§ **MATERIAL PROVIDED**:
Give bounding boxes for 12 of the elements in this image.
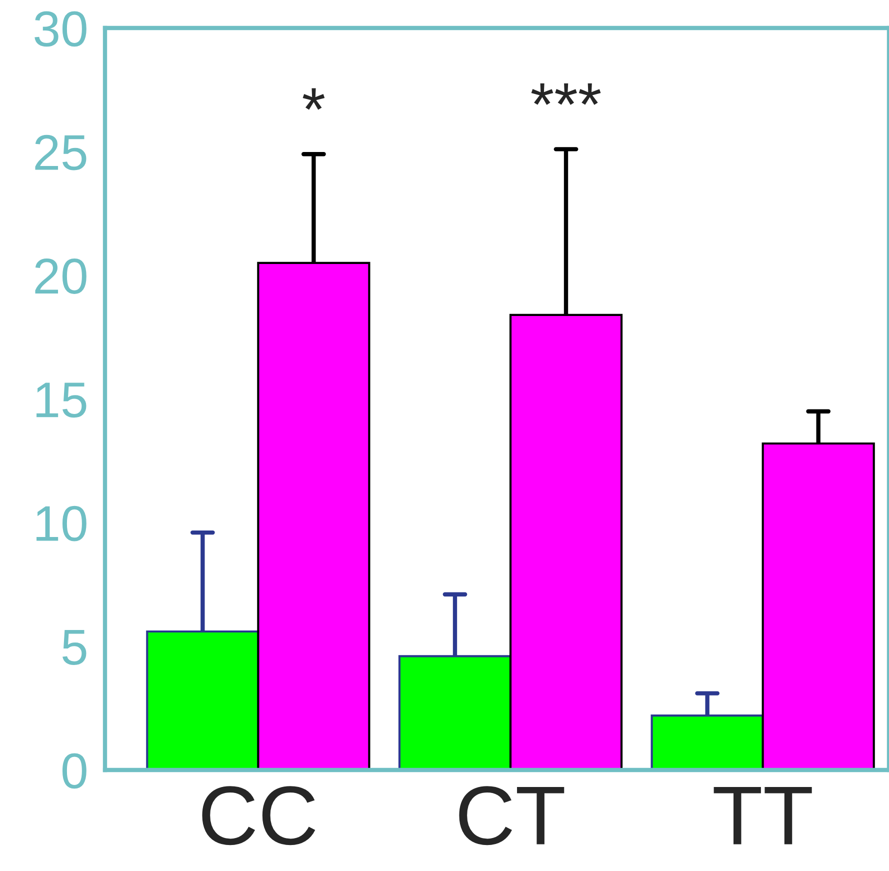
- x-tick-label: CT: [459, 786, 564, 846]
- y-tick-label: 25: [35, 134, 86, 170]
- y-tick-label: 30: [34, 11, 86, 47]
- x-tick-label: CC: [202, 786, 316, 846]
- annotation: *: [302, 88, 325, 110]
- y-tick-label: 15: [36, 382, 86, 418]
- y-tick-label: 5: [62, 630, 86, 665]
- y-tick-label: 0: [62, 753, 86, 789]
- x-tick-label: TT: [714, 786, 812, 844]
- y-tick-label: 10: [36, 506, 86, 542]
- y-tick-label: 20: [35, 258, 86, 294]
- annotation: ***: [531, 83, 601, 105]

§ **STATED GOAL**:
Quote every one of the lines above verbatim, but omit the picture from your answer.

§ **RIGHT ANSWER**:
Give bounding boxes for 12 of the elements in this image.
- x-tick-label: CT: [459, 786, 564, 846]
- y-tick-label: 25: [35, 134, 86, 170]
- y-tick-label: 30: [34, 11, 86, 47]
- x-tick-label: CC: [202, 786, 316, 846]
- annotation: *: [302, 88, 325, 110]
- y-tick-label: 15: [36, 382, 86, 418]
- y-tick-label: 5: [62, 630, 86, 665]
- y-tick-label: 0: [62, 753, 86, 789]
- x-tick-label: TT: [714, 786, 812, 844]
- y-tick-label: 10: [36, 506, 86, 542]
- y-tick-label: 20: [35, 258, 86, 294]
- annotation: ***: [531, 83, 601, 105]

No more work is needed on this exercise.